Prompt ▸ For the records that follow, return only the count of lines containing the string "document".

The records ▸
-- start --

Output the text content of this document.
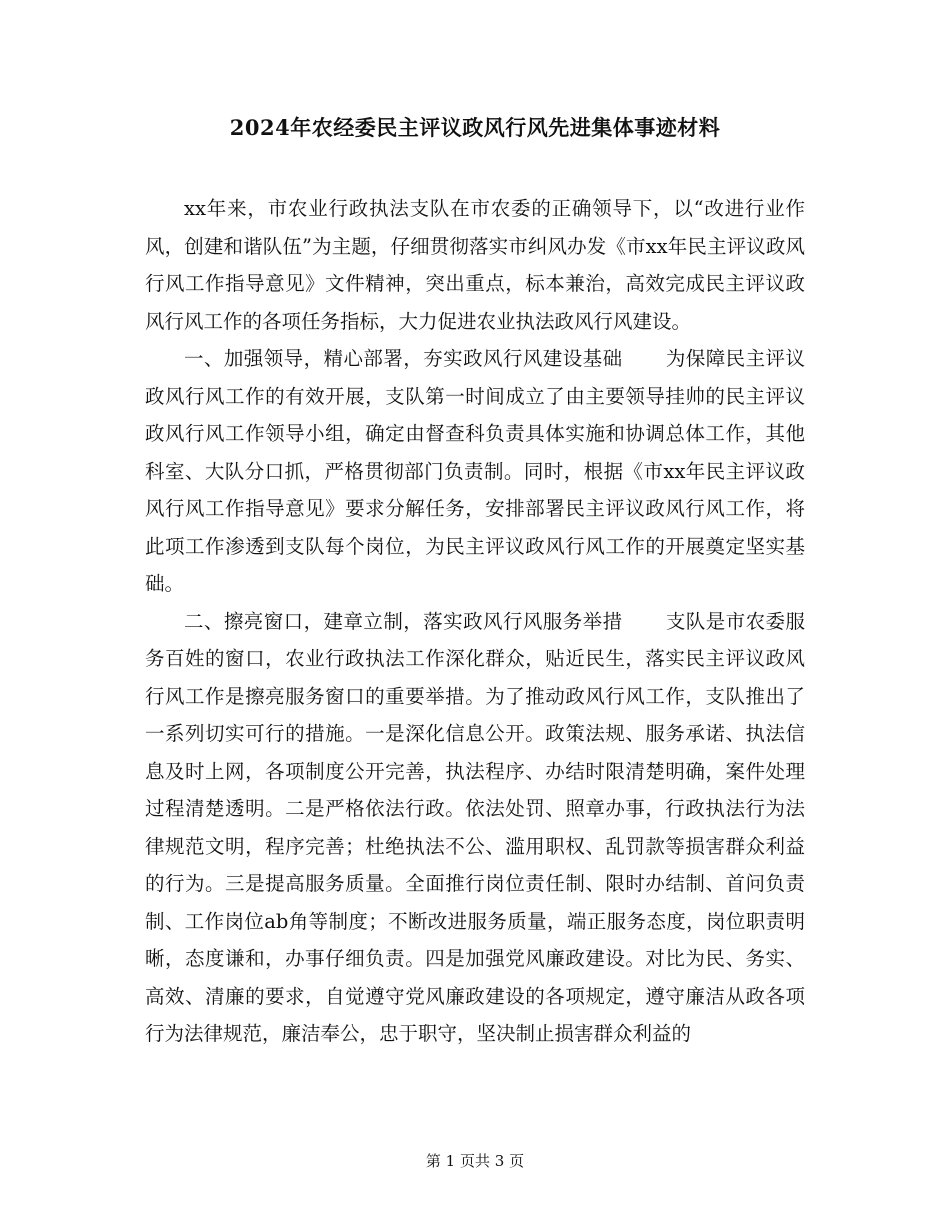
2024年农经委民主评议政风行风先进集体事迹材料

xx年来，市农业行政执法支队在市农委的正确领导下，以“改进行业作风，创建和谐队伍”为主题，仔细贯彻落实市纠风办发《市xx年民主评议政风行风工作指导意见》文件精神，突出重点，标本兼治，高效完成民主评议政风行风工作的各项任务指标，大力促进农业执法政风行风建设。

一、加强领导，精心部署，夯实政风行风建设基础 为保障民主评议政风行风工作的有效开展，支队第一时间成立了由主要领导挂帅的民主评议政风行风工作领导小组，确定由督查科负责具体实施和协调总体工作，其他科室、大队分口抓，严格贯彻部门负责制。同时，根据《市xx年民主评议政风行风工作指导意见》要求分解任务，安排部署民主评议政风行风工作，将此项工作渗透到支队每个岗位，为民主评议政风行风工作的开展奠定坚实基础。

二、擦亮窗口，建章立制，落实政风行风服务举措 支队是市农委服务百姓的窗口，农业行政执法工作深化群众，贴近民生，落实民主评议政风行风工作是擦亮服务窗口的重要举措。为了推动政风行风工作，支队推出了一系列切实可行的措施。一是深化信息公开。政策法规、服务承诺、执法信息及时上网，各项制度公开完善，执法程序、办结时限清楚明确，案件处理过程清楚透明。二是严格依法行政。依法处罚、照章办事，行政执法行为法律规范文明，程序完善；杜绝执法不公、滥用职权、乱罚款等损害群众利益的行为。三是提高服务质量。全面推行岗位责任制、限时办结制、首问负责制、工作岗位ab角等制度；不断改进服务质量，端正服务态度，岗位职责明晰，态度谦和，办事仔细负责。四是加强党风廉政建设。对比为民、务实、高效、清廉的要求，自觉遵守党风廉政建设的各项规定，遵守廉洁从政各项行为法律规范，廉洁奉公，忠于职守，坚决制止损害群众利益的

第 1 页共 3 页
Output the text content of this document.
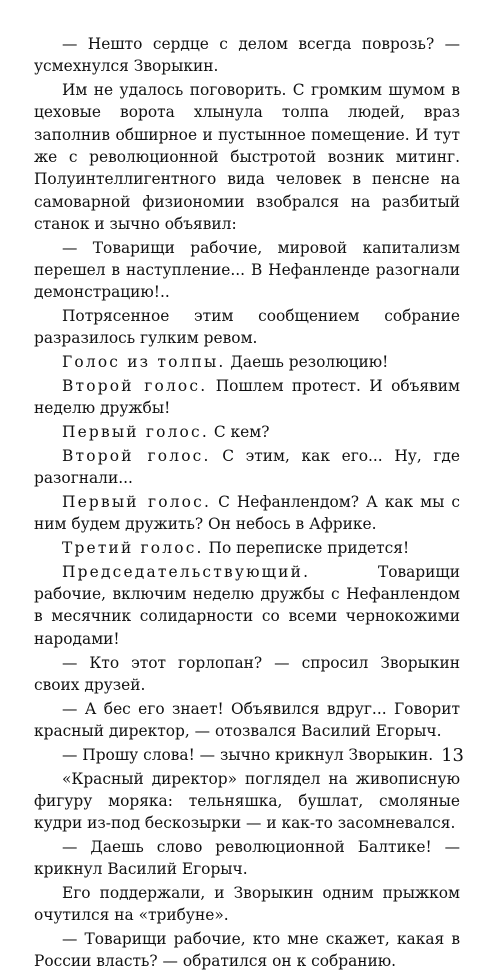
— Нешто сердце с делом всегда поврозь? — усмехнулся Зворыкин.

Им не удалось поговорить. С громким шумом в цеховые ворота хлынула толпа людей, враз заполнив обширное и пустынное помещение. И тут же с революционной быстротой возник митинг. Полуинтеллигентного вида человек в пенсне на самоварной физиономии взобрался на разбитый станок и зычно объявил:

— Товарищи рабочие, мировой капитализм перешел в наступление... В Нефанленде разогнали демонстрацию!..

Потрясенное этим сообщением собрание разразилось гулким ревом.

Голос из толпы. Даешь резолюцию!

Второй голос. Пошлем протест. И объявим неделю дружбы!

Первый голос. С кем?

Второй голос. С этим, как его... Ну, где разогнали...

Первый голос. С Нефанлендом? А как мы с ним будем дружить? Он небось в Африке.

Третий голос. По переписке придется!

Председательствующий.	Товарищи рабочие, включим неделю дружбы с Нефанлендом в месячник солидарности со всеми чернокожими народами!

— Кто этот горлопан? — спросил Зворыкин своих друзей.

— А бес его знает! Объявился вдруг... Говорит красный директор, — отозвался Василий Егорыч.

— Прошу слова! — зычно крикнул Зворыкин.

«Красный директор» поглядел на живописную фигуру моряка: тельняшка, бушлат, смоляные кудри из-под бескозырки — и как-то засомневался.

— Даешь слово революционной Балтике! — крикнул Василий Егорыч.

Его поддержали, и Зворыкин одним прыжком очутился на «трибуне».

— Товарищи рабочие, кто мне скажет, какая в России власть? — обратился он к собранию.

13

-- end --
-- start --

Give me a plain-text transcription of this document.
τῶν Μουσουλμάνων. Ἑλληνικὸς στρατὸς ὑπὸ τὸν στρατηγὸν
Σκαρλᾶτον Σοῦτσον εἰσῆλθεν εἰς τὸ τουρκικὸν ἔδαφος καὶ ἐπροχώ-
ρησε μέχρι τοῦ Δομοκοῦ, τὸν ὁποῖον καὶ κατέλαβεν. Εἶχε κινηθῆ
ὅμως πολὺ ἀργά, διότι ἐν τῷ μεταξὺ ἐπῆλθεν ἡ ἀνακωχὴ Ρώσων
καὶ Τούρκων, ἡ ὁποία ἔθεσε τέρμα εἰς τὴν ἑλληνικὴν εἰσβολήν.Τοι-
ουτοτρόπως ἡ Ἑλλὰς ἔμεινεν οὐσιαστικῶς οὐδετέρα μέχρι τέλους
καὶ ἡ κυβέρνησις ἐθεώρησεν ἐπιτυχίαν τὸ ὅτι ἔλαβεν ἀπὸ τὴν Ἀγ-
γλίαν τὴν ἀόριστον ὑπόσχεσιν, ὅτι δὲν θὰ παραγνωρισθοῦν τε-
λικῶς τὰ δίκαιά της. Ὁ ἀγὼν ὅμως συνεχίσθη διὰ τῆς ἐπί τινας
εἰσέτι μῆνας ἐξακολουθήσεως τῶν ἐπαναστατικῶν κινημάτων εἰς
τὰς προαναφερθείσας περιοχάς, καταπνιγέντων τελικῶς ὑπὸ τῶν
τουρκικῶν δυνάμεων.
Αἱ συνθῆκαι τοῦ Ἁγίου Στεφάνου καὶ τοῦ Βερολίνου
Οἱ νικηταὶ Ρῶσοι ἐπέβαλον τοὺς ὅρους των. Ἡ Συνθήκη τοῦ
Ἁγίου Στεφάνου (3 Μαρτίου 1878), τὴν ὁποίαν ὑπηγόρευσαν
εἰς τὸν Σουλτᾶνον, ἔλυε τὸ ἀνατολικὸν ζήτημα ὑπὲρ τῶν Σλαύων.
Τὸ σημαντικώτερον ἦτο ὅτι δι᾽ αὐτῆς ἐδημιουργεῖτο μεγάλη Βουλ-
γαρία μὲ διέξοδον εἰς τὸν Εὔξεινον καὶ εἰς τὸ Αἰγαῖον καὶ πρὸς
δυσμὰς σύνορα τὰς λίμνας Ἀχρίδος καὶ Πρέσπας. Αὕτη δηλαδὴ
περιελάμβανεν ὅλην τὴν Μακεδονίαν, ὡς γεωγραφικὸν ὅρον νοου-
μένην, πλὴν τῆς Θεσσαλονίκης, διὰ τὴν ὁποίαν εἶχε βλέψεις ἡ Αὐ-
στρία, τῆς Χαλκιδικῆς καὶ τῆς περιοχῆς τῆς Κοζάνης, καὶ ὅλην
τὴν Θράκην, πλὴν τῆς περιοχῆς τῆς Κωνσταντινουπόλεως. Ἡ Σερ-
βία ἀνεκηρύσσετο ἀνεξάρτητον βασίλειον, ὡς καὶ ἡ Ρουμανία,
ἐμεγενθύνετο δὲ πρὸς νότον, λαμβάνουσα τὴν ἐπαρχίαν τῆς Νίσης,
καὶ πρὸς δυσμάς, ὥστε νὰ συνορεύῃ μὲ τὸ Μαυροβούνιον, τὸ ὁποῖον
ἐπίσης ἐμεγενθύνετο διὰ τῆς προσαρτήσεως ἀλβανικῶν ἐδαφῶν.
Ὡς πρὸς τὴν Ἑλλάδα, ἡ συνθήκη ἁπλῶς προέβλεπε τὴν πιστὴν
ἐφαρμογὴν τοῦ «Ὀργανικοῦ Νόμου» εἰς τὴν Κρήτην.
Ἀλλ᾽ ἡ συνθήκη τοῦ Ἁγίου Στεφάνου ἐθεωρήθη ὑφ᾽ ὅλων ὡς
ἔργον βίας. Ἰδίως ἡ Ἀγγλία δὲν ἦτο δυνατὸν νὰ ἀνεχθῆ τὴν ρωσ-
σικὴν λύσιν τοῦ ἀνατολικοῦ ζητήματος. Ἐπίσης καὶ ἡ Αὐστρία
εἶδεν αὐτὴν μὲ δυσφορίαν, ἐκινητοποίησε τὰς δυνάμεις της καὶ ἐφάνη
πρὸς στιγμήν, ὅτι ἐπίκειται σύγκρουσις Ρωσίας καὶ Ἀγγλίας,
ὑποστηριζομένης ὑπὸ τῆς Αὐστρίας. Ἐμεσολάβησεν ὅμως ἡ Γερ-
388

-- end --
-- start --

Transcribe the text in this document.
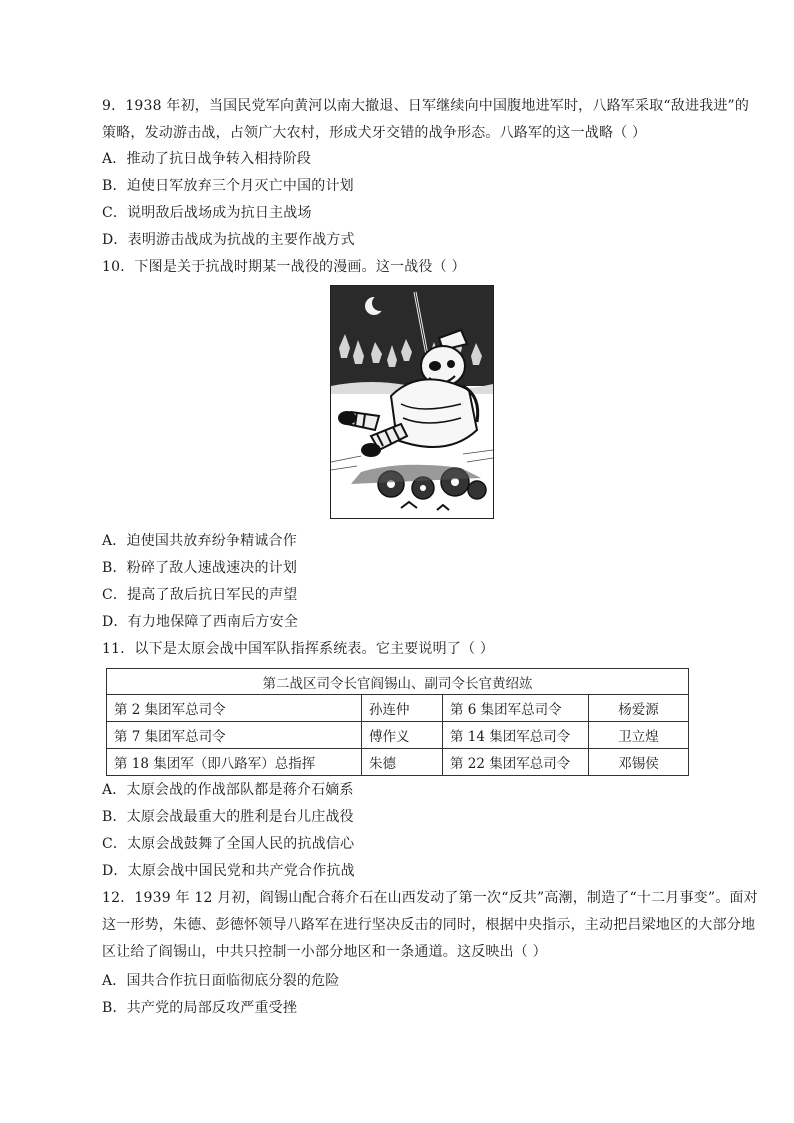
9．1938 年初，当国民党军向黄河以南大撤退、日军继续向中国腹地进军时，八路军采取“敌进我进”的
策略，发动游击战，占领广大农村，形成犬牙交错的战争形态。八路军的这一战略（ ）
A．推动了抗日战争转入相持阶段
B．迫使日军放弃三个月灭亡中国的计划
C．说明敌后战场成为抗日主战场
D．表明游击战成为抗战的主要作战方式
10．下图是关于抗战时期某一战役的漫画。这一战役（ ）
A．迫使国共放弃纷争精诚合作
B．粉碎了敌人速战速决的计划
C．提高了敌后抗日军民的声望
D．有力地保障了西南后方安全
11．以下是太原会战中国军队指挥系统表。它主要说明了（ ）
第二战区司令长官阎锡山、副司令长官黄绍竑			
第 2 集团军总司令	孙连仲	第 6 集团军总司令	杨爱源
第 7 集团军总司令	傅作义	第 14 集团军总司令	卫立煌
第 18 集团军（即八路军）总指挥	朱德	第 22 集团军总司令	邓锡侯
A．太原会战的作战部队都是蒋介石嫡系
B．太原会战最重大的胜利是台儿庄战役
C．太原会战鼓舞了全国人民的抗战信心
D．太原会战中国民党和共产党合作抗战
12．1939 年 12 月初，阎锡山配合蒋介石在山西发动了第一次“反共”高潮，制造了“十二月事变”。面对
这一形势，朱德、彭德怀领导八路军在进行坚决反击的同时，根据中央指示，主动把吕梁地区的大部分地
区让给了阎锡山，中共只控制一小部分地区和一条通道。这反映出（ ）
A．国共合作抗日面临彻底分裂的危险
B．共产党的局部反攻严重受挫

-- end --

Task response ▸ 4